------ EXTRACTED RECORDS

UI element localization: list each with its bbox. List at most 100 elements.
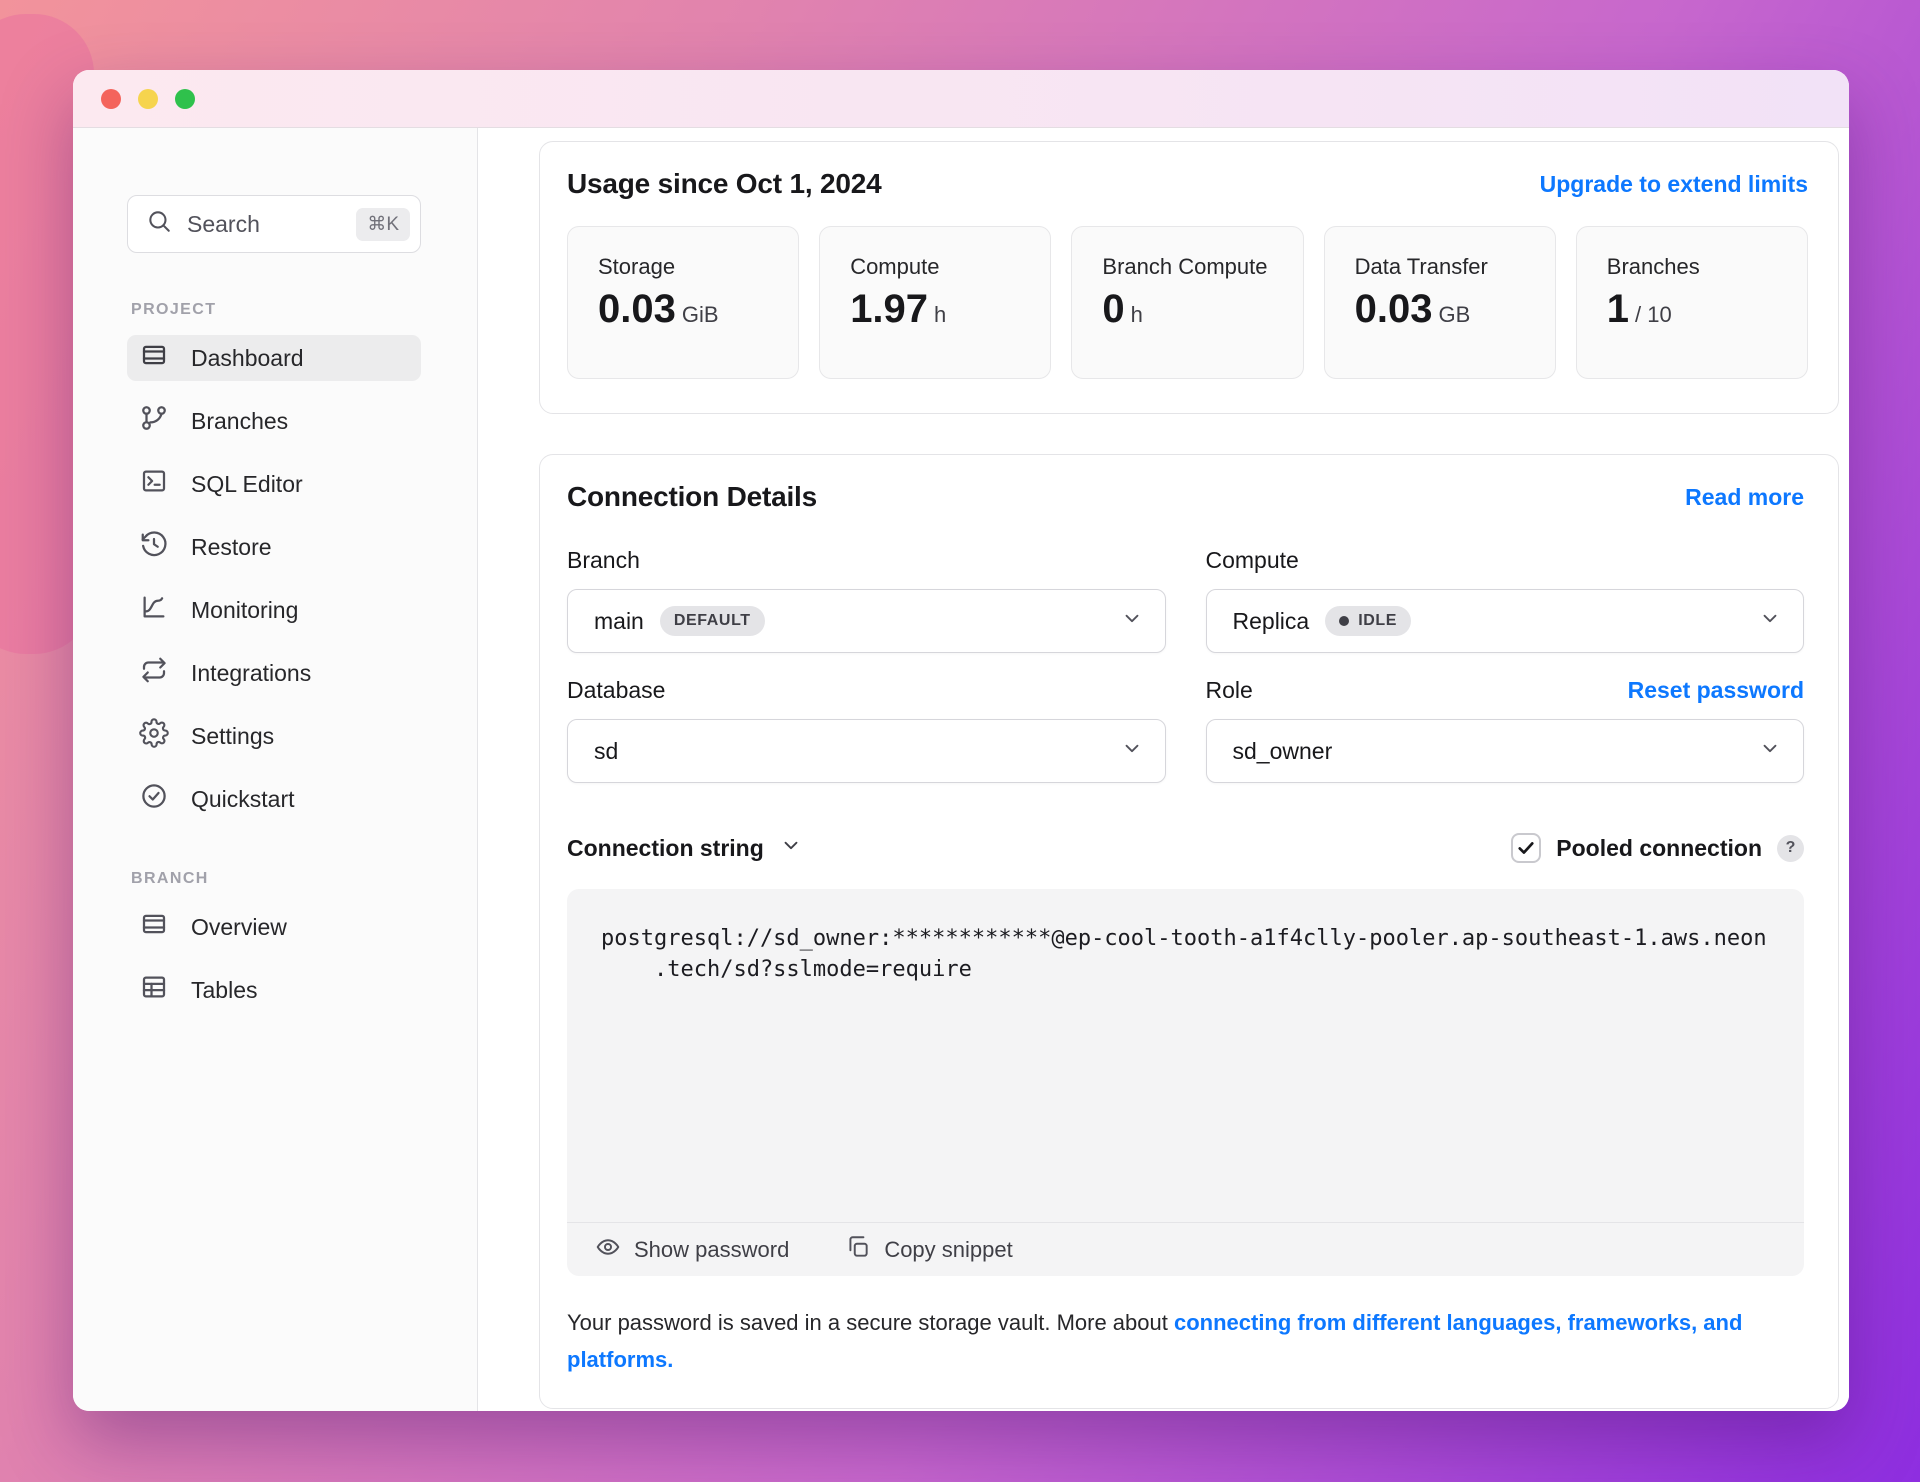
status-dot <box>1339 616 1350 626</box>
check-circle-icon <box>139 781 169 817</box>
connection-details-card: Connection Details Read more Branch main… <box>539 454 1839 1409</box>
sidebar-section-project: PROJECT <box>131 301 217 318</box>
sidebar-item-overview[interactable]: Overview <box>127 904 421 950</box>
pooled-connection-label: Pooled connection <box>1556 834 1762 861</box>
sidebar-item-label: Integrations <box>191 659 312 686</box>
reset-password-link[interactable]: Reset password <box>1628 677 1804 704</box>
sidebar-item-restore[interactable]: Restore <box>127 524 421 570</box>
metric-compute: Compute 1.97 h <box>819 226 1052 379</box>
chevron-down-icon <box>780 834 802 862</box>
metric-data-transfer: Data Transfer 0.03 GB <box>1323 226 1556 379</box>
compute-select[interactable]: Replica IDLE <box>1205 589 1804 653</box>
role-value: sd_owner <box>1232 737 1333 764</box>
metric-branch-compute: Branch Compute 0h <box>1071 226 1304 379</box>
sidebar-item-tables[interactable]: Tables <box>127 967 421 1013</box>
database-select[interactable]: sd <box>567 719 1166 783</box>
usage-card: Usage since Oct 1, 2024 Upgrade to exten… <box>539 141 1839 414</box>
password-vault-note: Your password is saved in a secure stora… <box>567 1310 1743 1372</box>
idle-badge: IDLE <box>1325 606 1412 636</box>
copy-snippet-button[interactable]: Copy snippet <box>845 1234 1013 1266</box>
sidebar-item-branches[interactable]: Branches <box>127 398 421 444</box>
main-content: Usage since Oct 1, 2024 Upgrade to exten… <box>478 128 1849 1411</box>
sidebar: Search ⌘K PROJECT Dashboard Branches SQL… <box>73 128 478 1411</box>
branch-value: main <box>594 607 644 634</box>
git-branch-icon <box>139 403 169 439</box>
chevron-down-icon <box>1121 607 1143 635</box>
search-input[interactable]: Search ⌘K <box>127 195 421 253</box>
branch-label: Branch <box>567 546 640 573</box>
sidebar-item-label: Settings <box>191 722 275 749</box>
connection-string-code: postgresql://sd_owner:************@ep-co… <box>601 926 1767 982</box>
pooled-connection-option: Pooled connection ? <box>1511 833 1804 863</box>
sidebar-item-label: Tables <box>191 976 258 1003</box>
sidebar-item-label: Branches <box>191 407 289 434</box>
metric-value: 1 <box>1606 287 1630 331</box>
metric-value: 1.97 <box>850 287 929 331</box>
metric-branches: Branches 1/ 10 <box>1575 226 1808 379</box>
connection-details-title: Connection Details <box>567 481 817 512</box>
sidebar-item-label: Quickstart <box>191 785 295 812</box>
chevron-down-icon <box>1759 607 1781 635</box>
metric-unit: h <box>934 302 947 327</box>
metric-value: 0 <box>1102 287 1125 331</box>
database-field: Database sd <box>567 675 1166 783</box>
connection-string-toggle[interactable]: Connection string <box>567 834 802 862</box>
zoom-window-button[interactable] <box>175 88 195 109</box>
read-more-link[interactable]: Read more <box>1685 484 1804 511</box>
compute-label: Compute <box>1205 546 1299 573</box>
sidebar-item-monitoring[interactable]: Monitoring <box>127 587 421 633</box>
metric-unit: / 10 <box>1635 302 1672 327</box>
sidebar-item-integrations[interactable]: Integrations <box>127 650 421 696</box>
sidebar-item-label: Restore <box>191 533 272 560</box>
role-label: Role <box>1205 676 1253 703</box>
desktop-background: Search ⌘K PROJECT Dashboard Branches SQL… <box>0 0 1920 1482</box>
database-label: Database <box>567 676 666 703</box>
gear-icon <box>139 718 169 754</box>
role-field: Role Reset password sd_owner <box>1205 675 1804 783</box>
minimize-window-button[interactable] <box>138 88 158 109</box>
table-grid-icon <box>139 972 169 1008</box>
terminal-icon <box>139 466 169 502</box>
sync-loop-icon <box>139 655 169 691</box>
panel-actions: Show password Copy snippet <box>567 1222 1804 1276</box>
show-password-button[interactable]: Show password <box>595 1234 789 1266</box>
branch-select[interactable]: main DEFAULT <box>567 589 1166 653</box>
sidebar-item-label: Dashboard <box>191 344 304 371</box>
chevron-down-icon <box>1121 737 1143 765</box>
metric-unit: GB <box>1438 302 1471 327</box>
help-icon[interactable]: ? <box>1777 834 1804 862</box>
pooled-connection-checkbox[interactable] <box>1511 833 1542 863</box>
metric-unit: h <box>1130 302 1143 327</box>
window-titlebar <box>73 70 1849 128</box>
compute-value: Replica <box>1232 607 1310 634</box>
upgrade-link[interactable]: Upgrade to extend limits <box>1540 171 1808 198</box>
sidebar-item-dashboard[interactable]: Dashboard <box>127 335 421 381</box>
metric-unit: GiB <box>681 302 719 327</box>
window-content: Search ⌘K PROJECT Dashboard Branches SQL… <box>73 128 1849 1411</box>
connection-string-label: Connection string <box>567 834 764 861</box>
compute-field: Compute Replica IDLE <box>1205 545 1804 653</box>
database-value: sd <box>594 737 619 764</box>
role-select[interactable]: sd_owner <box>1205 719 1804 783</box>
sidebar-item-quickstart[interactable]: Quickstart <box>127 776 421 822</box>
sidebar-item-settings[interactable]: Settings <box>127 713 421 759</box>
usage-metrics: Storage 0.03 GiB Compute 1.97 h Branch Com… <box>567 226 1808 379</box>
sidebar-section-branch: BRANCH <box>131 870 209 887</box>
sidebar-item-label: SQL Editor <box>191 470 303 497</box>
close-window-button[interactable] <box>101 88 121 109</box>
window-overview-icon <box>139 909 169 945</box>
search-label: Search <box>187 210 260 237</box>
chevron-down-icon <box>1759 737 1781 765</box>
search-shortcut-badge: ⌘K <box>356 207 410 241</box>
default-badge: DEFAULT <box>659 606 765 636</box>
history-clock-icon <box>139 529 169 565</box>
usage-title: Usage since Oct 1, 2024 <box>567 168 882 199</box>
metric-value: 0.03 <box>598 287 676 331</box>
check-icon <box>1518 842 1534 854</box>
connection-string-panel: postgresql://sd_owner:************@ep-co… <box>567 889 1804 1276</box>
app-window: Search ⌘K PROJECT Dashboard Branches SQL… <box>73 70 1849 1411</box>
copy-icon <box>845 1234 871 1266</box>
search-icon <box>146 208 172 240</box>
metric-value: 0.03 <box>1354 287 1433 331</box>
sidebar-item-sql-editor[interactable]: SQL Editor <box>127 461 421 507</box>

------------

▶ [EXERCISE GOAL]:
Rewrite the entries above with "chevron-down-icon" replaced by "dropdown-arrow-icon" and every other line left unchanged. Omit the pictures.

▶ [TASK SOLUTION]:
UI element localization: list each with its bbox. List at most 100 elements.
status-dot <box>1339 616 1350 626</box>
check-circle-icon <box>139 781 169 817</box>
connection-details-card: Connection Details Read more Branch main… <box>539 454 1839 1409</box>
sidebar-section-project: PROJECT <box>131 301 217 318</box>
sidebar-item-overview[interactable]: Overview <box>127 904 421 950</box>
pooled-connection-label: Pooled connection <box>1556 834 1762 861</box>
sidebar-item-label: Integrations <box>191 659 312 686</box>
reset-password-link[interactable]: Reset password <box>1628 677 1804 704</box>
sidebar-item-restore[interactable]: Restore <box>127 524 421 570</box>
metric-compute: Compute 1.97 h <box>819 226 1052 379</box>
dropdown-arrow-icon <box>780 834 802 862</box>
metric-data-transfer: Data Transfer 0.03 GB <box>1323 226 1556 379</box>
compute-select[interactable]: Replica IDLE <box>1205 589 1804 653</box>
role-value: sd_owner <box>1232 737 1333 764</box>
metric-branch-compute: Branch Compute 0h <box>1071 226 1304 379</box>
sidebar-item-tables[interactable]: Tables <box>127 967 421 1013</box>
database-select[interactable]: sd <box>567 719 1166 783</box>
usage-card: Usage since Oct 1, 2024 Upgrade to exten… <box>539 141 1839 414</box>
password-vault-note: Your password is saved in a secure stora… <box>567 1310 1743 1372</box>
idle-badge: IDLE <box>1325 606 1412 636</box>
copy-snippet-button[interactable]: Copy snippet <box>845 1234 1013 1266</box>
sidebar-item-branches[interactable]: Branches <box>127 398 421 444</box>
main-content: Usage since Oct 1, 2024 Upgrade to exten… <box>478 128 1849 1411</box>
sidebar: Search ⌘K PROJECT Dashboard Branches SQL… <box>73 128 478 1411</box>
branch-value: main <box>594 607 644 634</box>
git-branch-icon <box>139 403 169 439</box>
dropdown-arrow-icon <box>1121 607 1143 635</box>
search-input[interactable]: Search ⌘K <box>127 195 421 253</box>
branch-label: Branch <box>567 546 640 573</box>
sidebar-item-label: Settings <box>191 722 275 749</box>
connection-string-code: postgresql://sd_owner:************@ep-co… <box>601 926 1767 982</box>
pooled-connection-option: Pooled connection ? <box>1511 833 1804 863</box>
sidebar-item-label: Tables <box>191 976 258 1003</box>
sidebar-item-label: Branches <box>191 407 289 434</box>
metric-value: 1 <box>1606 287 1630 331</box>
metric-value: 1.97 <box>850 287 929 331</box>
metric-branches: Branches 1/ 10 <box>1575 226 1808 379</box>
connection-details-title: Connection Details <box>567 481 817 512</box>
sidebar-item-label: Quickstart <box>191 785 295 812</box>
dropdown-arrow-icon <box>1759 607 1781 635</box>
metric-unit: h <box>934 302 947 327</box>
metric-value: 0 <box>1102 287 1125 331</box>
database-field: Database sd <box>567 675 1166 783</box>
connection-string-toggle[interactable]: Connection string <box>567 834 802 862</box>
zoom-window-button[interactable] <box>175 88 195 109</box>
read-more-link[interactable]: Read more <box>1685 484 1804 511</box>
compute-label: Compute <box>1205 546 1299 573</box>
sidebar-item-monitoring[interactable]: Monitoring <box>127 587 421 633</box>
metric-unit: / 10 <box>1635 302 1672 327</box>
sidebar-item-integrations[interactable]: Integrations <box>127 650 421 696</box>
sidebar-item-label: Restore <box>191 533 272 560</box>
role-label: Role <box>1205 676 1253 703</box>
desktop-background: Search ⌘K PROJECT Dashboard Branches SQL… <box>0 0 1920 1482</box>
database-label: Database <box>567 676 666 703</box>
gear-icon <box>139 718 169 754</box>
role-field: Role Reset password sd_owner <box>1205 675 1804 783</box>
minimize-window-button[interactable] <box>138 88 158 109</box>
table-grid-icon <box>139 972 169 1008</box>
terminal-icon <box>139 466 169 502</box>
sync-loop-icon <box>139 655 169 691</box>
panel-actions: Show password Copy snippet <box>567 1222 1804 1276</box>
show-password-button[interactable]: Show password <box>595 1234 789 1266</box>
branch-select[interactable]: main DEFAULT <box>567 589 1166 653</box>
sidebar-item-label: Dashboard <box>191 344 304 371</box>
dropdown-arrow-icon <box>1121 737 1143 765</box>
metric-unit: GB <box>1438 302 1471 327</box>
help-icon[interactable]: ? <box>1777 834 1804 862</box>
pooled-connection-checkbox[interactable] <box>1511 833 1542 863</box>
metric-unit: h <box>1130 302 1143 327</box>
window-titlebar <box>73 70 1849 128</box>
compute-value: Replica <box>1232 607 1310 634</box>
upgrade-link[interactable]: Upgrade to extend limits <box>1540 171 1808 198</box>
sidebar-item-dashboard[interactable]: Dashboard <box>127 335 421 381</box>
metric-unit: GiB <box>681 302 719 327</box>
window-content: Search ⌘K PROJECT Dashboard Branches SQL… <box>73 128 1849 1411</box>
connection-string-label: Connection string <box>567 834 764 861</box>
compute-field: Compute Replica IDLE <box>1205 545 1804 653</box>
database-value: sd <box>594 737 619 764</box>
role-select[interactable]: sd_owner <box>1205 719 1804 783</box>
sidebar-item-quickstart[interactable]: Quickstart <box>127 776 421 822</box>
sidebar-item-settings[interactable]: Settings <box>127 713 421 759</box>
usage-metrics: Storage 0.03 GiB Compute 1.97 h Branch Com… <box>567 226 1808 379</box>
sidebar-section-branch: BRANCH <box>131 870 209 887</box>
sidebar-item-label: SQL Editor <box>191 470 303 497</box>
close-window-button[interactable] <box>101 88 121 109</box>
window-overview-icon <box>139 909 169 945</box>
search-label: Search <box>187 210 260 237</box>
dropdown-arrow-icon <box>1759 737 1781 765</box>
search-shortcut-badge: ⌘K <box>356 207 410 241</box>
default-badge: DEFAULT <box>659 606 765 636</box>
history-clock-icon <box>139 529 169 565</box>
usage-title: Usage since Oct 1, 2024 <box>567 168 882 199</box>
metric-value: 0.03 <box>598 287 676 331</box>
check-icon <box>1518 842 1534 854</box>
connection-string-panel: postgresql://sd_owner:************@ep-co… <box>567 889 1804 1276</box>
app-window: Search ⌘K PROJECT Dashboard Branches SQL… <box>73 70 1849 1411</box>
copy-icon <box>845 1234 871 1266</box>
search-icon <box>146 208 172 240</box>
metric-value: 0.03 <box>1354 287 1433 331</box>
sidebar-item-sql-editor[interactable]: SQL Editor <box>127 461 421 507</box>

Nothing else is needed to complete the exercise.